▶ **Requirements**:
Copy every line from the material below that holds "JSON".

+++

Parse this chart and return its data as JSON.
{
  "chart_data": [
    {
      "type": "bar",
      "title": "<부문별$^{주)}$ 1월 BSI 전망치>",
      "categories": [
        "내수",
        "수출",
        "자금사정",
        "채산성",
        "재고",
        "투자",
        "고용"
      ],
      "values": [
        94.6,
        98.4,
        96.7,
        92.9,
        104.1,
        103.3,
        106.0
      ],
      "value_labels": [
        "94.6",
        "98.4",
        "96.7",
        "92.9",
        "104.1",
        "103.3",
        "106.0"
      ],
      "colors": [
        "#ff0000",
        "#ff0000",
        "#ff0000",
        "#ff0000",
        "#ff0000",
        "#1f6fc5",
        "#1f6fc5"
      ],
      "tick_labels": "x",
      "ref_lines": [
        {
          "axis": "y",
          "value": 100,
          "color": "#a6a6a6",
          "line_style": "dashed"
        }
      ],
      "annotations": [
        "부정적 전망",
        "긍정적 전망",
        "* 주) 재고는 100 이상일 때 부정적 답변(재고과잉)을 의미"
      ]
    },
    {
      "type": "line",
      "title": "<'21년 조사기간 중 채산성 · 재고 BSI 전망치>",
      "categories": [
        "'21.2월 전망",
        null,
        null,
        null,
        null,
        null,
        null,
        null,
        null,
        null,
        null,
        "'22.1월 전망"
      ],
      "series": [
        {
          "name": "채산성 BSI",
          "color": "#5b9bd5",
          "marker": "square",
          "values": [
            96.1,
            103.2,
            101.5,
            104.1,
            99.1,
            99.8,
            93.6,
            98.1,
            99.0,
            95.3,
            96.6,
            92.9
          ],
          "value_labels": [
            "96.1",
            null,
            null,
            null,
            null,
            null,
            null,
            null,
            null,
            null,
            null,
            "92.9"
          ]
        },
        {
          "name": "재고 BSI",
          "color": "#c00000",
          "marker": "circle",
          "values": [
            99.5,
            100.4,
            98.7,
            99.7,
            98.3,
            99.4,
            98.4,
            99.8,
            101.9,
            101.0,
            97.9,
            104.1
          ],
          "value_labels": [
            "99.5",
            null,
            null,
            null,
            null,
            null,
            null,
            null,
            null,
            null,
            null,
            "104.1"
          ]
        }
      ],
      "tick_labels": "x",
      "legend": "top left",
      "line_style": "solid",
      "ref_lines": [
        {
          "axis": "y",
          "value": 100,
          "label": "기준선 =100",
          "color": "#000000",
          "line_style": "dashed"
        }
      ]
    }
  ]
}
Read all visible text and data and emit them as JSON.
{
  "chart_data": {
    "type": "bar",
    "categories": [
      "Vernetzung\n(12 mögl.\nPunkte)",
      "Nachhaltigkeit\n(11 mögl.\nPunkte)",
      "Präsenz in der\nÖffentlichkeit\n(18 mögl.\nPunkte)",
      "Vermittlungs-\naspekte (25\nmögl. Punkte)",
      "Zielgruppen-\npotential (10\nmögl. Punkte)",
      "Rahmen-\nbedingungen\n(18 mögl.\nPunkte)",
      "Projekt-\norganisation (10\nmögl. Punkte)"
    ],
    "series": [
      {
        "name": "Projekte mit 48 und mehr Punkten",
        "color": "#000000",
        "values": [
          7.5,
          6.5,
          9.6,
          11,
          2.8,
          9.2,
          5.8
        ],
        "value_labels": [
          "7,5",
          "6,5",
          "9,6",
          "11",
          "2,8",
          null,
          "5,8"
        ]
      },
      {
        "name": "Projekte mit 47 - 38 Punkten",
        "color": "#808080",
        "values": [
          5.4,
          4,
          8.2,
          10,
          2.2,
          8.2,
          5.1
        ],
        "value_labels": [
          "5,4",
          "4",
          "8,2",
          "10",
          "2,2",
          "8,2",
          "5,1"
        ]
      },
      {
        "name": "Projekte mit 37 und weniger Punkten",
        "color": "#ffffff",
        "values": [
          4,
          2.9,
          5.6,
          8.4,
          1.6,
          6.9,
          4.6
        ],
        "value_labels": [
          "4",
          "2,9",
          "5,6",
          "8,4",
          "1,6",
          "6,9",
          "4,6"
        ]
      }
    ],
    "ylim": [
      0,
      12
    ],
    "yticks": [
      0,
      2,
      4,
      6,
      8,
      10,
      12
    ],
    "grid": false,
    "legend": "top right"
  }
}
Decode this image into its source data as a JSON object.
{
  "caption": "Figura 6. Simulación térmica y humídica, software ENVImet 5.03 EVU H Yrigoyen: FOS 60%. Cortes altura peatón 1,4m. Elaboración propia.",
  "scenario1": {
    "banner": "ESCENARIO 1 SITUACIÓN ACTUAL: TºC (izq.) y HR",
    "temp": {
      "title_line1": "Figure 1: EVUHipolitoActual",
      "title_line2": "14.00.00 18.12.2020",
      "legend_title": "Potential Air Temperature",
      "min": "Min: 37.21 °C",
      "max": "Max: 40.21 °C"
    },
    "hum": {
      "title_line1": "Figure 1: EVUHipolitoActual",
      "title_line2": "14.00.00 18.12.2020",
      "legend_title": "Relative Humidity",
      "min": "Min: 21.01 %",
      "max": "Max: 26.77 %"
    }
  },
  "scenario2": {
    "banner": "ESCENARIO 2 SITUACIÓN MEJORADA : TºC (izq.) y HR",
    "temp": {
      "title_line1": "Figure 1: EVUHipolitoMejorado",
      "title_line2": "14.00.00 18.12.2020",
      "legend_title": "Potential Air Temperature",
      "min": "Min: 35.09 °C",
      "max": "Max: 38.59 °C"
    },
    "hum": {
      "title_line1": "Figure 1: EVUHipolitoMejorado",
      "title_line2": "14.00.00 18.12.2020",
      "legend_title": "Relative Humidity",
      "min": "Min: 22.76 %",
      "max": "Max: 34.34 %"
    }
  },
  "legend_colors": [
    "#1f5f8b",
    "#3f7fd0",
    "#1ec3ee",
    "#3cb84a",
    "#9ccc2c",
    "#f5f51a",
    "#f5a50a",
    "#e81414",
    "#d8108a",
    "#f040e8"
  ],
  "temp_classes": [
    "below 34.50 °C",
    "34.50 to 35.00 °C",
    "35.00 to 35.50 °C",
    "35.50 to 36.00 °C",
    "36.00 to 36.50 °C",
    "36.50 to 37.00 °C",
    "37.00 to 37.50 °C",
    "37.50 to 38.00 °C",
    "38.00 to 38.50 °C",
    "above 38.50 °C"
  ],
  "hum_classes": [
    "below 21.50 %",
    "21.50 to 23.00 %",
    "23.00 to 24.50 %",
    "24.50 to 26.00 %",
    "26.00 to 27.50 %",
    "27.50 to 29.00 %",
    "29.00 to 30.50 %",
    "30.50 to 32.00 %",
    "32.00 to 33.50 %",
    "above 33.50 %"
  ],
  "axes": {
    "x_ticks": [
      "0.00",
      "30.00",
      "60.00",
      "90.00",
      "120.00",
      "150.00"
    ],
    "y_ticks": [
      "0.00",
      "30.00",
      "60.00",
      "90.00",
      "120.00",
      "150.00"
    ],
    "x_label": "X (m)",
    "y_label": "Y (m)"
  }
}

+++

▶ **Written answer**:
Parse this chart and return its data as JSON.
Read all visible text and data and emit them as JSON.
Decode this image into its source data as a JSON object.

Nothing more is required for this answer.